Stored data
+++
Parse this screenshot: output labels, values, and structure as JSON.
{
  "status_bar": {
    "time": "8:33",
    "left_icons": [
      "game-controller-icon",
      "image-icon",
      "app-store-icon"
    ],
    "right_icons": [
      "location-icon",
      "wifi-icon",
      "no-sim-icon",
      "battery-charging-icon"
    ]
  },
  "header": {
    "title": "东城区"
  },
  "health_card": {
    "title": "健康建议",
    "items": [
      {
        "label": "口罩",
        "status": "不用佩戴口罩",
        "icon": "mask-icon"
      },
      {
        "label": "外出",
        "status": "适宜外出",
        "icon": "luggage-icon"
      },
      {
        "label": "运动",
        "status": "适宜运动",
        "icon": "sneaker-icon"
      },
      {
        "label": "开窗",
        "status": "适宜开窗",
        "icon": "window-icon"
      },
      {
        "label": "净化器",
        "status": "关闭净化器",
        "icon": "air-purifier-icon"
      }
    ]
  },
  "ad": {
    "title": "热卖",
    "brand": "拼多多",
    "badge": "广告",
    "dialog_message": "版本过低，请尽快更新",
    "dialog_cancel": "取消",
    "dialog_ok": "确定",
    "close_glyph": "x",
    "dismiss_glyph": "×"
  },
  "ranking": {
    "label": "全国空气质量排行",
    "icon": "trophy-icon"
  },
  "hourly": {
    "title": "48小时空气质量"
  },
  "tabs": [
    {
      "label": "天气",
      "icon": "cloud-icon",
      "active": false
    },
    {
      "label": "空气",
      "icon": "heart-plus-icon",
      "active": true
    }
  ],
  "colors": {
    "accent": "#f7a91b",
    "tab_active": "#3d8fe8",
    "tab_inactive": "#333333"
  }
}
+++
* SET EXERCISE: Write out the whole listing again, exactly as it stands.

* EXERCISE ANSWER:
Parse this screenshot: output labels, values, and structure as JSON.
{
  "status_bar": {
    "time": "8:33",
    "left_icons": [
      "game-controller-icon",
      "image-icon",
      "app-store-icon"
    ],
    "right_icons": [
      "location-icon",
      "wifi-icon",
      "no-sim-icon",
      "battery-charging-icon"
    ]
  },
  "header": {
    "title": "东城区"
  },
  "health_card": {
    "title": "健康建议",
    "items": [
      {
        "label": "口罩",
        "status": "不用佩戴口罩",
        "icon": "mask-icon"
      },
      {
        "label": "外出",
        "status": "适宜外出",
        "icon": "luggage-icon"
      },
      {
        "label": "运动",
        "status": "适宜运动",
        "icon": "sneaker-icon"
      },
      {
        "label": "开窗",
        "status": "适宜开窗",
        "icon": "window-icon"
      },
      {
        "label": "净化器",
        "status": "关闭净化器",
        "icon": "air-purifier-icon"
      }
    ]
  },
  "ad": {
    "title": "热卖",
    "brand": "拼多多",
    "badge": "广告",
    "dialog_message": "版本过低，请尽快更新",
    "dialog_cancel": "取消",
    "dialog_ok": "确定",
    "close_glyph": "x",
    "dismiss_glyph": "×"
  },
  "ranking": {
    "label": "全国空气质量排行",
    "icon": "trophy-icon"
  },
  "hourly": {
    "title": "48小时空气质量"
  },
  "tabs": [
    {
      "label": "天气",
      "icon": "cloud-icon",
      "active": false
    },
    {
      "label": "空气",
      "icon": "heart-plus-icon",
      "active": true
    }
  ],
  "colors": {
    "accent": "#f7a91b",
    "tab_active": "#3d8fe8",
    "tab_inactive": "#333333"
  }
}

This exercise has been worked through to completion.